## Extrait du document
%%
6 ans après l’éclatement du scandale du Mediator, on dénombre 2000 morts, des dizaines de milliers de victimes livrées, sans défense, à leurs bourreaux ; c’est même un trouble à l’ordre public. Ainsi s’est exprimée Irène Frachon, pneumologue au CHU de Brest au micro de RTL. Celle qui a tiré la sonnette d’alarme et a alerté les médias, déplore qu’aucun coupable n’ai été traduit devant les tribunaux. Il y a, dit-elle, un système qui permet une protection de la criminalité à col blanc qui est extraordinairement inquiétante ; la justice est complètement asphyxiée par des manœuvres dilatoires et qui font, en fait maintenant, office de défense.
Nous n’avons cessé durant toutes ces années d’exprimer les mêmes remarques et les mêmes préoccupations sur notre site. À ce titre, nous ne pouvons qu’adhérer à cette analyse pertinente, honnête et courageuse, car la santé ne doit en aucun cas faire l’objet d’un business aussi infâme.
%%
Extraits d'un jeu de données
%%
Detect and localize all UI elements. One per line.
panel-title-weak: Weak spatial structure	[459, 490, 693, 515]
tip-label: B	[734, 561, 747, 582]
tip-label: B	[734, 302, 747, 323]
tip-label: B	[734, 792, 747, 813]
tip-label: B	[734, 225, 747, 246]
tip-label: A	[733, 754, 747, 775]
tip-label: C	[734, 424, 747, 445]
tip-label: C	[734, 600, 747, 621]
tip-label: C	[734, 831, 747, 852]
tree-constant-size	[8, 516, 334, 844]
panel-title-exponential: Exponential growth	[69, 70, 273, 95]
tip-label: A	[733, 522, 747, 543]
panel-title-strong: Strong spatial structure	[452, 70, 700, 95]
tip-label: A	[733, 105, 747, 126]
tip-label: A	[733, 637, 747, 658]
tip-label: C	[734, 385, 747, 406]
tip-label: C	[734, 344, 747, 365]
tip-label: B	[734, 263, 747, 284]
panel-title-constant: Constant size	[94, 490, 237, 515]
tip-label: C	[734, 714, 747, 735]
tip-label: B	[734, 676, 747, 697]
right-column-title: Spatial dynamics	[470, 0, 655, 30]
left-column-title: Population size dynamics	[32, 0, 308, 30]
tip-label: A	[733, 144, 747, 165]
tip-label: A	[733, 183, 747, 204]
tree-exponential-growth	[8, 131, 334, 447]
%%
## Exercices à réaliser
a – Relevez tous les adjectifs qui qualifient « cette analyse » dans le texte sur le scandale du Mediator.
b – D'après le texte sur le scandale du Mediator, quelle profession Irène Frachon exerce-t-elle, et dans quel établissement ?
c – Résumez en deux phrases le texte sur le scandale du Mediator.

## Réponses attendues
a – pertinente, honnête, courageuse

b – Elle est pneumologue au CHU de Brest.

c – Six ans après l'éclatement du scandale du Mediator, qui a fait 2000 morts et des dizaines de milliers de victimes, la pneumologue Irène Frachon déplore sur RTL qu'aucun coupable n'ait été traduit devant les tribunaux et dénonce une justice asphyxiée par des manœuvres dilatoires. Les auteurs, qui disent avoir exprimé les mêmes préoccupations sur leur site, adhèrent à son analyse et affirment que la santé ne doit en aucun cas faire l'objet d'un business aussi infâme.